EXERCISE DIRECTIONS - Copy out each line containing "SUAP" from the entries below.

AVAILABLE RECORDS -
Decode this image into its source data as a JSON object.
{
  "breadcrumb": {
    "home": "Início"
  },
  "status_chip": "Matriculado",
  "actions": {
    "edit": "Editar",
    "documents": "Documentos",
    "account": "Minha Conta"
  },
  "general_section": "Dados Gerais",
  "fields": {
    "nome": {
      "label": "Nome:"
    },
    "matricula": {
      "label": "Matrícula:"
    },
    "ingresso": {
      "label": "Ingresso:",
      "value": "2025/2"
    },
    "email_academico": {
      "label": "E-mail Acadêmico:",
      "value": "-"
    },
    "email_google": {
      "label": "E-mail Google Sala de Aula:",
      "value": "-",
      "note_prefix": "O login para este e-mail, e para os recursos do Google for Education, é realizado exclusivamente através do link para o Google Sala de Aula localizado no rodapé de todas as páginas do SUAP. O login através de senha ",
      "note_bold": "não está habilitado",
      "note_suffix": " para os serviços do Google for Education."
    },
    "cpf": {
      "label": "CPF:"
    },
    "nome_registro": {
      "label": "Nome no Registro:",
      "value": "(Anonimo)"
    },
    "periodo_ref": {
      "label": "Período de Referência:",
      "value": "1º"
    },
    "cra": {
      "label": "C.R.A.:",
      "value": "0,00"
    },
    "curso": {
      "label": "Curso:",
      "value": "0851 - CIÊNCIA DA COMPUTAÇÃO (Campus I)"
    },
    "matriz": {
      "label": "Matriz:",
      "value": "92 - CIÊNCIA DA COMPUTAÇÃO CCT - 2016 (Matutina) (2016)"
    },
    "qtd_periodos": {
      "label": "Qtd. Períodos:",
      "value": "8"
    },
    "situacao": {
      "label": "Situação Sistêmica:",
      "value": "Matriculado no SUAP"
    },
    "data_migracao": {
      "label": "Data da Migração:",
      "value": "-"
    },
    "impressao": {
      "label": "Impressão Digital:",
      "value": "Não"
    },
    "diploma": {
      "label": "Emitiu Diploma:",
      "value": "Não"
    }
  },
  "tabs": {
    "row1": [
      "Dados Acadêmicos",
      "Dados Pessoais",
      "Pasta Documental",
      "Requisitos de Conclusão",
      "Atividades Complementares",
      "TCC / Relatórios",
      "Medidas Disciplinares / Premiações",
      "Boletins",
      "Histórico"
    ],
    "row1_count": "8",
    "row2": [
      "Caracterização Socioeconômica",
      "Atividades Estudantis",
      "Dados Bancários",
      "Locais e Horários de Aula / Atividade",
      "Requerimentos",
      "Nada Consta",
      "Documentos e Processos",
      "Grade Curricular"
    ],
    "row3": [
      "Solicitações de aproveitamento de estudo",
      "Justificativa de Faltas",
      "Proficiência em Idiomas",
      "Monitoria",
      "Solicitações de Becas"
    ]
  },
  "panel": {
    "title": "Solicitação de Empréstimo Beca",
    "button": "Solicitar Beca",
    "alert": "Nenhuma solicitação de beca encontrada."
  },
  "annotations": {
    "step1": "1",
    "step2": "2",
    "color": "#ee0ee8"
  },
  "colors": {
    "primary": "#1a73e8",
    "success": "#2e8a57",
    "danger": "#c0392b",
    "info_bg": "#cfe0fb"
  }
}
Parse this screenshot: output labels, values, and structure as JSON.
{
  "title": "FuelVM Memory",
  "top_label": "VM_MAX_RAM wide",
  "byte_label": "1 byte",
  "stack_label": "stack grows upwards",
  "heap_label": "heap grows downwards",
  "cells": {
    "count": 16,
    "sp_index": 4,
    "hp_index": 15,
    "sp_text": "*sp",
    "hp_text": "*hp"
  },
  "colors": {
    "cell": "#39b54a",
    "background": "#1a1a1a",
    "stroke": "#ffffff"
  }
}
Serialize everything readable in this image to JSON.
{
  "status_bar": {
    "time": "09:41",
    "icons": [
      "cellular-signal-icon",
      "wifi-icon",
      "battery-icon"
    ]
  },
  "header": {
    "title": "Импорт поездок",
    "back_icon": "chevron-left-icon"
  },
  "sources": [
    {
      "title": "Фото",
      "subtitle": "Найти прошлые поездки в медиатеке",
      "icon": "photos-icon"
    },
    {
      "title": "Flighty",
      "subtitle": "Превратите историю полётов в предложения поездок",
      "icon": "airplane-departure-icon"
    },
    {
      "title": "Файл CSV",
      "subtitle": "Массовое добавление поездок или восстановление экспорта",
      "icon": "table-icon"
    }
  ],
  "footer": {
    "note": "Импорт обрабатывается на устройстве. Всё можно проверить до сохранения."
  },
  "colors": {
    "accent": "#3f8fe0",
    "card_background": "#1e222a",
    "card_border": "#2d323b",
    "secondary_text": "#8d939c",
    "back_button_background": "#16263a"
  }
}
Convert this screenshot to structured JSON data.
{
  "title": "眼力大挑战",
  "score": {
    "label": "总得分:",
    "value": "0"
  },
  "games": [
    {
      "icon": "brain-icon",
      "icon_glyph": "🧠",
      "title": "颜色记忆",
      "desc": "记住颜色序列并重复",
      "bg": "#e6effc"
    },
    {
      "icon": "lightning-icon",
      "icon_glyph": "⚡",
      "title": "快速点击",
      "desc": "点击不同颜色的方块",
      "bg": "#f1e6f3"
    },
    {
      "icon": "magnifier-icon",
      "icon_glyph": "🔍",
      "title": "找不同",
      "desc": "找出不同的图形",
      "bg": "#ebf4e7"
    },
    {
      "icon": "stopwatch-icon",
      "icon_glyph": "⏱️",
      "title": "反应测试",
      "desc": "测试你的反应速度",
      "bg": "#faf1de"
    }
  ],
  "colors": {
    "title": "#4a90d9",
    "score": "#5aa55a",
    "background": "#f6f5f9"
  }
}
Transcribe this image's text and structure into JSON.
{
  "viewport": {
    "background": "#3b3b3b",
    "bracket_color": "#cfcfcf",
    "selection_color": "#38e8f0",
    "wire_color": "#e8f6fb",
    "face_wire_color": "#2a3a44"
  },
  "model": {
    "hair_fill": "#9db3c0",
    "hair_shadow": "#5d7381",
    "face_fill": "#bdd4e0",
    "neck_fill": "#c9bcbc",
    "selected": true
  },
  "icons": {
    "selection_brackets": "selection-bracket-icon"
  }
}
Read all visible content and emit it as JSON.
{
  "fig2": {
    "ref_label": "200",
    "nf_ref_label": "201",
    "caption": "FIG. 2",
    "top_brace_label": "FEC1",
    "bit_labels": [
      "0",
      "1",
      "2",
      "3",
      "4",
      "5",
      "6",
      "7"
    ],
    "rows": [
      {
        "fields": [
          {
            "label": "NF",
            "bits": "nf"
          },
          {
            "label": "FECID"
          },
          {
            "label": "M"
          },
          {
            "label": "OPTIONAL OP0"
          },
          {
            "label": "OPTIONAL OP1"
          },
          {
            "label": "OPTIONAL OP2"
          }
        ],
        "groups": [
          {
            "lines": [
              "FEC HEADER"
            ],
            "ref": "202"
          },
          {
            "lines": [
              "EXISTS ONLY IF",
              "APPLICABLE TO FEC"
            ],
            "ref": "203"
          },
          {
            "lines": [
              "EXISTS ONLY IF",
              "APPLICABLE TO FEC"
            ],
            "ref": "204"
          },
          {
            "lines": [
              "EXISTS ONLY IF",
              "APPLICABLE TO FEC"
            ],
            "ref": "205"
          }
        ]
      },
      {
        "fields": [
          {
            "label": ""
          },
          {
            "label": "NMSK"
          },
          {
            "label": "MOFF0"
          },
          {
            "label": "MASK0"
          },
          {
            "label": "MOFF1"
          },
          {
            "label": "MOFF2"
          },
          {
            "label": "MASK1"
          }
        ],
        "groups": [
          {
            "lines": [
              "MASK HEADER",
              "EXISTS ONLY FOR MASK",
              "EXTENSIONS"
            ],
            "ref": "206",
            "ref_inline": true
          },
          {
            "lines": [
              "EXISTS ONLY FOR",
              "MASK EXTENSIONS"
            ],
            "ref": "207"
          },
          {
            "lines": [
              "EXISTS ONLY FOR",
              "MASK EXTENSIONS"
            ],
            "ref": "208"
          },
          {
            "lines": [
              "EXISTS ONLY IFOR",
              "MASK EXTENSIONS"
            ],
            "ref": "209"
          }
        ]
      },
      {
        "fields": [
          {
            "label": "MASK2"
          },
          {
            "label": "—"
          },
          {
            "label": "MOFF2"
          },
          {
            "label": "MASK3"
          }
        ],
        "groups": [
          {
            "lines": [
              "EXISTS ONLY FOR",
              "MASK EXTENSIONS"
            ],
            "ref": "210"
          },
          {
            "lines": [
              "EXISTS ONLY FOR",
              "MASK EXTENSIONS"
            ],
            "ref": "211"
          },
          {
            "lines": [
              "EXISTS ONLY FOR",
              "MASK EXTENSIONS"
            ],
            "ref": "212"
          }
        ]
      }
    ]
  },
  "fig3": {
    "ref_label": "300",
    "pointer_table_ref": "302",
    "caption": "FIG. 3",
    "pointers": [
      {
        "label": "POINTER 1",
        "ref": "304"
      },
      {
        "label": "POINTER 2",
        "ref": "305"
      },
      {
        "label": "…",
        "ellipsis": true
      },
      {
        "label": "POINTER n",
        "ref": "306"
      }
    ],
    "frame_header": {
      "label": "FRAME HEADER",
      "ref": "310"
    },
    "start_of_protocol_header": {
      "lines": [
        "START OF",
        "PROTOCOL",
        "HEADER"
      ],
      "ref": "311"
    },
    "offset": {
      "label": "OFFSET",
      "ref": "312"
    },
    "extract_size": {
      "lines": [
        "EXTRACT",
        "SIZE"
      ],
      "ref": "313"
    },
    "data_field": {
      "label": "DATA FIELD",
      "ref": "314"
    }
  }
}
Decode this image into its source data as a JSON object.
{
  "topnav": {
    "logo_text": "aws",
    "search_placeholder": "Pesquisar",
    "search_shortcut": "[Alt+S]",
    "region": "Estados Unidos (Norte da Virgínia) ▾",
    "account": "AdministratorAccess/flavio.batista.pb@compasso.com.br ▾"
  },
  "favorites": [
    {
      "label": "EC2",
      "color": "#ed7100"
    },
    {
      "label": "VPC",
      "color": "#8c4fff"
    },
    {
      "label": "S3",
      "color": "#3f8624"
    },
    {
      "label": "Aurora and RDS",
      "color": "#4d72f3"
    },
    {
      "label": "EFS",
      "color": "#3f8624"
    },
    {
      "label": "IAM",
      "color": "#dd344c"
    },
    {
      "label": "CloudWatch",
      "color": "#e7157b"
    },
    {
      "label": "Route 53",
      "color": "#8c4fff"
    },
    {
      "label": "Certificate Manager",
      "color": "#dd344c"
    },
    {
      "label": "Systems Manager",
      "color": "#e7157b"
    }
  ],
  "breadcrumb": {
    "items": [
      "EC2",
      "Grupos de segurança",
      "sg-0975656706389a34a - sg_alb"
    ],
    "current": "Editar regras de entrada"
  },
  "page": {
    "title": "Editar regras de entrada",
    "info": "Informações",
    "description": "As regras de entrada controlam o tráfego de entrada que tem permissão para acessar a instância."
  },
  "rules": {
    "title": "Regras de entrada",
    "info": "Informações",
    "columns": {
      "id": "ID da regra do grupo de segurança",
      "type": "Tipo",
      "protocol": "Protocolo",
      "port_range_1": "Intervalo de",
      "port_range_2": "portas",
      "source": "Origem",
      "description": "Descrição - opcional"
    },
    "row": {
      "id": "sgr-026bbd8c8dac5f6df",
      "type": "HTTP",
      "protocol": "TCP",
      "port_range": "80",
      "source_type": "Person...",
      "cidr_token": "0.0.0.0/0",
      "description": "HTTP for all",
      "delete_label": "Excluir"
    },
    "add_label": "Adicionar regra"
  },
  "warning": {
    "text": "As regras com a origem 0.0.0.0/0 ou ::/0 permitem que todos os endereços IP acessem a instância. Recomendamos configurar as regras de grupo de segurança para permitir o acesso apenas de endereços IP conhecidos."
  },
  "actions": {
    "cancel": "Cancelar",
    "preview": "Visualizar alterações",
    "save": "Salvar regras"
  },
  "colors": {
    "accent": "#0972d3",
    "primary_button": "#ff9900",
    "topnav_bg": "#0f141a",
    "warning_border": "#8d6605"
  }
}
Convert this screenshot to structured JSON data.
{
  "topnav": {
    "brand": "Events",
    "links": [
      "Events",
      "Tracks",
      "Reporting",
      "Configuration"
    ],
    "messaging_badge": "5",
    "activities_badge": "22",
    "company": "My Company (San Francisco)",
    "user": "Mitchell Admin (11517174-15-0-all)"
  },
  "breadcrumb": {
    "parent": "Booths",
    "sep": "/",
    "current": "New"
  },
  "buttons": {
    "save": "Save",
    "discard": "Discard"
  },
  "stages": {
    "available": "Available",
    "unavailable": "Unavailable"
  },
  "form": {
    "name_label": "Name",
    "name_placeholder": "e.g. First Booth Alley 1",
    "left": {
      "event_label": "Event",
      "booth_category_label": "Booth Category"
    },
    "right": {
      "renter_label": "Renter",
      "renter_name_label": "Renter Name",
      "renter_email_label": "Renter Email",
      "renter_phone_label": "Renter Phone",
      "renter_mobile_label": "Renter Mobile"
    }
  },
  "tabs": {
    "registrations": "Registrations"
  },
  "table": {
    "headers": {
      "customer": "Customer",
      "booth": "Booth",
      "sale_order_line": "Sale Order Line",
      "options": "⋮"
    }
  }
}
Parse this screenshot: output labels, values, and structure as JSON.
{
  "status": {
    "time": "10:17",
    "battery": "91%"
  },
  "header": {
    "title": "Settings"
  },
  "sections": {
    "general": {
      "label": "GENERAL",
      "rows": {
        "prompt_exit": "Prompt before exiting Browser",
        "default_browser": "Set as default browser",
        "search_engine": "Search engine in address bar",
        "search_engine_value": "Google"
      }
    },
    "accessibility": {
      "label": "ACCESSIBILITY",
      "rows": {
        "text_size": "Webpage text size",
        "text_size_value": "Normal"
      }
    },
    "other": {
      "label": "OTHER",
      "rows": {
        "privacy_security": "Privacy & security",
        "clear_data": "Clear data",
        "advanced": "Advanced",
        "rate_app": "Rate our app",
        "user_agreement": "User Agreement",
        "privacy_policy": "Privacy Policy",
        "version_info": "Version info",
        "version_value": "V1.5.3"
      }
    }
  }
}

OUTPUT FOR THIS EXERCISE -
      "note_prefix": "O login para este e-mail, e para os recursos do Google for Education, é realizado exclusivamente através do link para o Google Sala de Aula localizado no rodapé de todas as páginas do SUAP. O login através de senha ",
      "value": "Matriculado no SUAP"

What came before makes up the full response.